▶ **Goal**: Omit all images. Transcribe the rest of the material below exactly.

——————

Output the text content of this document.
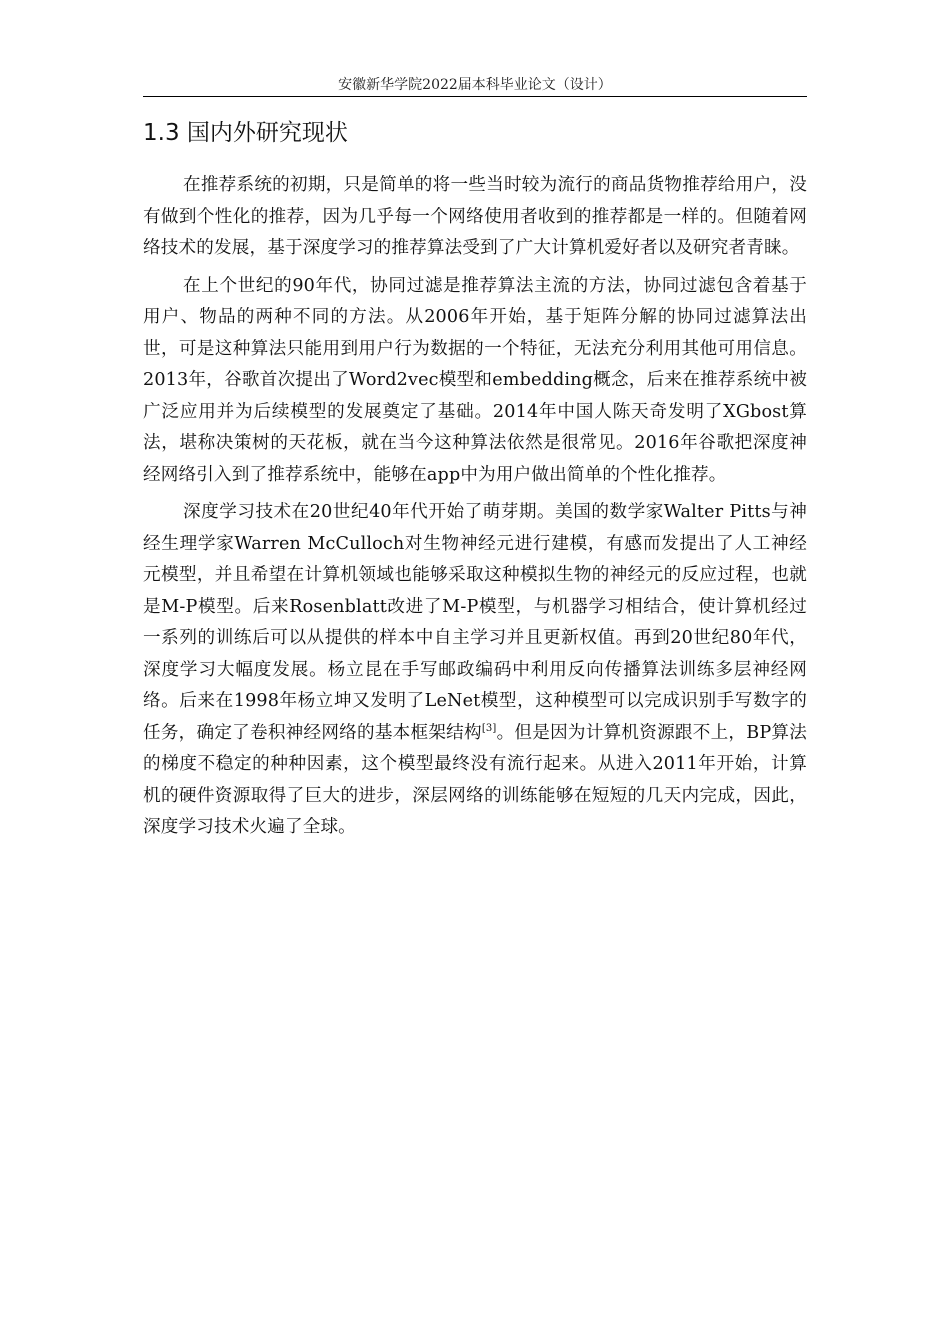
安徽新华学院2022届本科毕业论文（设计）
1.3 国内外研究现状

在推荐系统的初期，只是简单的将一些当时较为流行的商品货物推荐给用户，没有做到个性化的推荐，因为几乎每一个网络使用者收到的推荐都是一样的。但随着网络技术的发展，基于深度学习的推荐算法受到了广大计算机爱好者以及研究者青睐。

在上个世纪的90年代，协同过滤是推荐算法主流的方法，协同过滤包含着基于用户、物品的两种不同的方法。从2006年开始，基于矩阵分解的协同过滤算法出世，可是这种算法只能用到用户行为数据的一个特征，无法充分利用其他可用信息。2013年，谷歌首次提出了Word2vec模型和embedding概念，后来在推荐系统中被广泛应用并为后续模型的发展奠定了基础。2014年中国人陈天奇发明了XGbost算法，堪称决策树的天花板，就在当今这种算法依然是很常见。2016年谷歌把深度神经网络引入到了推荐系统中，能够在app中为用户做出简单的个性化推荐。

深度学习技术在20世纪40年代开始了萌芽期。美国的数学家Walter Pitts与神经生理学家Warren McCulloch对生物神经元进行建模，有感而发提出了人工神经元模型，并且希望在计算机领域也能够采取这种模拟生物的神经元的反应过程，也就是M-P模型。后来Rosenblatt改进了M-P模型，与机器学习相结合，使计算机经过一系列的训练后可以从提供的样本中自主学习并且更新权值。再到20世纪80年代，深度学习大幅度发展。杨立昆在手写邮政编码中利用反向传播算法训练多层神经网络。后来在1998年杨立坤又发明了LeNet模型，这种模型可以完成识别手写数字的任务，确定了卷积神经网络的基本框架结构[3]。但是因为计算机资源跟不上，BP算法的梯度不稳定的种种因素，这个模型最终没有流行起来。从进入2011年开始，计算机的硬件资源取得了巨大的进步，深层网络的训练能够在短短的几天内完成，因此，深度学习技术火遍了全球。
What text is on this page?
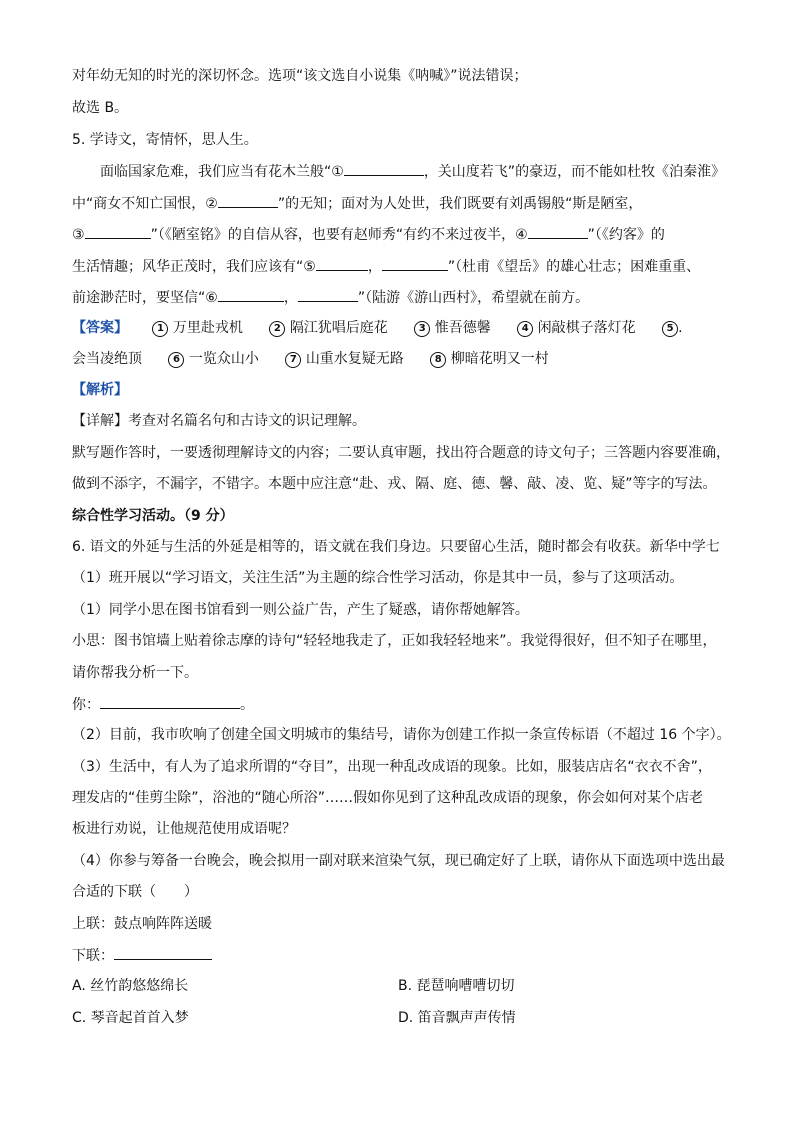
对年幼无知的时光的深切怀念。选项“该文选自小说集《呐喊》”说法错误；
故选 B。
5. 学诗文，寄情怀，思人生。
面临国家危难，我们应当有花木兰般“①	，关山度若飞”的豪迈，而不能如杜牧《泊秦淮》
中“商女不知亡国恨，②	”的无知；面对为人处世，我们既要有刘禹锡般“斯是陋室，
③	”（《陋室铭》的自信从容，也要有赵师秀“有约不来过夜半，④	”（《约客》的
生活情趣；风华正茂时，我们应该有“⑤	，	”（杜甫《望岳》的雄心壮志；困难重重、
前途渺茫时，要坚信“⑥	，	”（陆游《游山西村》，希望就在前方。
【答案】	1 万里赴戎机	2 隔江犹唱后庭花	3 惟吾德馨	4 闲敲棋子落灯花	5 .
会当凌绝顶	6 一览众山小	7 山重水复疑无路	8 柳暗花明又一村
【解析】
【详解】考查对名篇名句和古诗文的识记理解。
默写题作答时，一要透彻理解诗文的内容；二要认真审题，找出符合题意的诗文句子；三答题内容要准确，
做到不添字，不漏字，不错字。本题中应注意“赴、戎、隔、庭、德、馨、敲、凌、览、疑”等字的写法。
综合性学习活动。（9 分）
6. 语文的外延与生活的外延是相等的，语文就在我们身边。只要留心生活，随时都会有收获。新华中学七
（1）班开展以“学习语文，关注生活”为主题的综合性学习活动，你是其中一员，参与了这项活动。
（1）同学小思在图书馆看到一则公益广告，产生了疑惑，请你帮她解答。
小思：图书馆墙上贴着徐志摩的诗句“轻轻地我走了，正如我轻轻地来”。我觉得很好，但不知子在哪里，
请你帮我分析一下。
你：	。
（2）目前，我市吹响了创建全国文明城市的集结号，请你为创建工作拟一条宣传标语（不超过 16 个字）。
（3）生活中，有人为了追求所谓的“夺目”，出现一种乱改成语的现象。比如，服装店店名“衣衣不舍”，
理发店的“佳剪尘除”，浴池的“随心所浴”……假如你见到了这种乱改成语的现象，你会如何对某个店老
板进行劝说，让他规范使用成语呢？
（4）你参与筹备一台晚会，晚会拟用一副对联来渲染气氛，现已确定好了上联，请你从下面选项中选出最
合适的下联（　　）
上联：鼓点响阵阵送暖
下联：
A. 丝竹韵悠悠绵长	B. 琵琶响嘈嘈切切
C. 琴音起首首入梦	D. 笛音飘声声传情
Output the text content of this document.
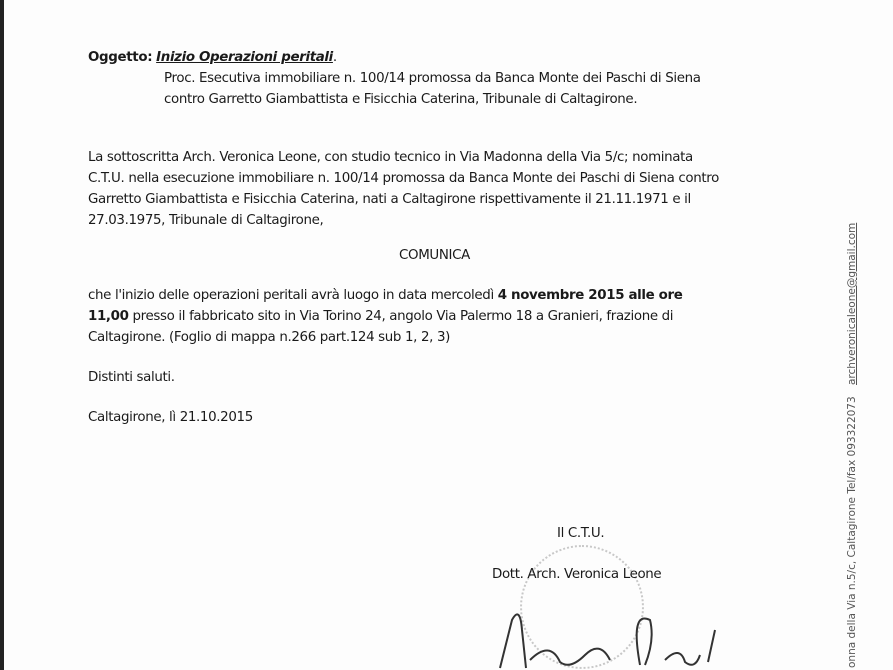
Oggetto: Inizio Operazioni peritali.
Proc. Esecutiva immobiliare n. 100/14 promossa da Banca Monte dei Paschi di Siena
contro Garretto Giambattista e Fisicchia Caterina, Tribunale di Caltagirone.
La sottoscritta Arch. Veronica Leone, con studio tecnico in Via Madonna della Via 5/c; nominata
C.T.U. nella esecuzione immobiliare n. 100/14 promossa da Banca Monte dei Paschi di Siena contro
Garretto Giambattista e Fisicchia Caterina, nati a Caltagirone rispettivamente il 21.11.1971 e il
27.03.1975, Tribunale di Caltagirone,
COMUNICA
che l'inizio delle operazioni peritali avrà luogo in data mercoledì 4 novembre 2015 alle ore
11,00 presso il fabbricato sito in Via Torino 24, angolo Via Palermo 18 a Granieri, frazione di
Caltagirone. (Foglio di mappa n.266 part.124 sub 1, 2, 3)
Distinti saluti.
Caltagirone, lì 21.10.2015
Il C.T.U.
Dott. Arch. Veronica Leone	onna della Via n.5/c, Caltagirone Tel/fax 093322073
archveronicaleone@gmail.com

——————

▶ **Exercise solution**:
Output the text content of this document.
安徽新华学院2022届本科毕业论文（设计）
1.3 国内外研究现状

在推荐系统的初期，只是简单的将一些当时较为流行的商品货物推荐给用户，没有做到个性化的推荐，因为几乎每一个网络使用者收到的推荐都是一样的。但随着网络技术的发展，基于深度学习的推荐算法受到了广大计算机爱好者以及研究者青睐。

在上个世纪的90年代，协同过滤是推荐算法主流的方法，协同过滤包含着基于用户、物品的两种不同的方法。从2006年开始，基于矩阵分解的协同过滤算法出世，可是这种算法只能用到用户行为数据的一个特征，无法充分利用其他可用信息。2013年，谷歌首次提出了Word2vec模型和embedding概念，后来在推荐系统中被广泛应用并为后续模型的发展奠定了基础。2014年中国人陈天奇发明了XGbost算法，堪称决策树的天花板，就在当今这种算法依然是很常见。2016年谷歌把深度神经网络引入到了推荐系统中，能够在app中为用户做出简单的个性化推荐。

深度学习技术在20世纪40年代开始了萌芽期。美国的数学家Walter Pitts与神经生理学家Warren McCulloch对生物神经元进行建模，有感而发提出了人工神经元模型，并且希望在计算机领域也能够采取这种模拟生物的神经元的反应过程，也就是M-P模型。后来Rosenblatt改进了M-P模型，与机器学习相结合，使计算机经过一系列的训练后可以从提供的样本中自主学习并且更新权值。再到20世纪80年代，深度学习大幅度发展。杨立昆在手写邮政编码中利用反向传播算法训练多层神经网络。后来在1998年杨立坤又发明了LeNet模型，这种模型可以完成识别手写数字的任务，确定了卷积神经网络的基本框架结构[3]。但是因为计算机资源跟不上，BP算法的梯度不稳定的种种因素，这个模型最终没有流行起来。从进入2011年开始，计算机的硬件资源取得了巨大的进步，深层网络的训练能够在短短的几天内完成，因此，深度学习技术火遍了全球。
What text is on this page?
对年幼无知的时光的深切怀念。选项“该文选自小说集《呐喊》”说法错误；
故选 B。
5. 学诗文，寄情怀，思人生。
面临国家危难，我们应当有花木兰般“①	，关山度若飞”的豪迈，而不能如杜牧《泊秦淮》
中“商女不知亡国恨，②	”的无知；面对为人处世，我们既要有刘禹锡般“斯是陋室，
③	”（《陋室铭》的自信从容，也要有赵师秀“有约不来过夜半，④	”（《约客》的
生活情趣；风华正茂时，我们应该有“⑤	，	”（杜甫《望岳》的雄心壮志；困难重重、
前途渺茫时，要坚信“⑥	，	”（陆游《游山西村》，希望就在前方。
【答案】	1 万里赴戎机	2 隔江犹唱后庭花	3 惟吾德馨	4 闲敲棋子落灯花	5 .
会当凌绝顶	6 一览众山小	7 山重水复疑无路	8 柳暗花明又一村
【解析】
【详解】考查对名篇名句和古诗文的识记理解。
默写题作答时，一要透彻理解诗文的内容；二要认真审题，找出符合题意的诗文句子；三答题内容要准确，
做到不添字，不漏字，不错字。本题中应注意“赴、戎、隔、庭、德、馨、敲、凌、览、疑”等字的写法。
综合性学习活动。（9 分）
6. 语文的外延与生活的外延是相等的，语文就在我们身边。只要留心生活，随时都会有收获。新华中学七
（1）班开展以“学习语文，关注生活”为主题的综合性学习活动，你是其中一员，参与了这项活动。
（1）同学小思在图书馆看到一则公益广告，产生了疑惑，请你帮她解答。
小思：图书馆墙上贴着徐志摩的诗句“轻轻地我走了，正如我轻轻地来”。我觉得很好，但不知子在哪里，
请你帮我分析一下。
你：	。
（2）目前，我市吹响了创建全国文明城市的集结号，请你为创建工作拟一条宣传标语（不超过 16 个字）。
（3）生活中，有人为了追求所谓的“夺目”，出现一种乱改成语的现象。比如，服装店店名“衣衣不舍”，
理发店的“佳剪尘除”，浴池的“随心所浴”……假如你见到了这种乱改成语的现象，你会如何对某个店老
板进行劝说，让他规范使用成语呢？
（4）你参与筹备一台晚会，晚会拟用一副对联来渲染气氛，现已确定好了上联，请你从下面选项中选出最
合适的下联（　　）
上联：鼓点响阵阵送暖
下联：
A. 丝竹韵悠悠绵长	B. 琵琶响嘈嘈切切
C. 琴音起首首入梦	D. 笛音飘声声传情
Output the text content of this document.
Oggetto: Inizio Operazioni peritali.
Proc. Esecutiva immobiliare n. 100/14 promossa da Banca Monte dei Paschi di Siena
contro Garretto Giambattista e Fisicchia Caterina, Tribunale di Caltagirone.
La sottoscritta Arch. Veronica Leone, con studio tecnico in Via Madonna della Via 5/c; nominata
C.T.U. nella esecuzione immobiliare n. 100/14 promossa da Banca Monte dei Paschi di Siena contro
Garretto Giambattista e Fisicchia Caterina, nati a Caltagirone rispettivamente il 21.11.1971 e il
27.03.1975, Tribunale di Caltagirone,
COMUNICA
che l'inizio delle operazioni peritali avrà luogo in data mercoledì 4 novembre 2015 alle ore
11,00 presso il fabbricato sito in Via Torino 24, angolo Via Palermo 18 a Granieri, frazione di
Caltagirone. (Foglio di mappa n.266 part.124 sub 1, 2, 3)
Distinti saluti.
Caltagirone, lì 21.10.2015
Il C.T.U.
Dott. Arch. Veronica Leone	onna della Via n.5/c, Caltagirone Tel/fax 093322073
archveronicaleone@gmail.com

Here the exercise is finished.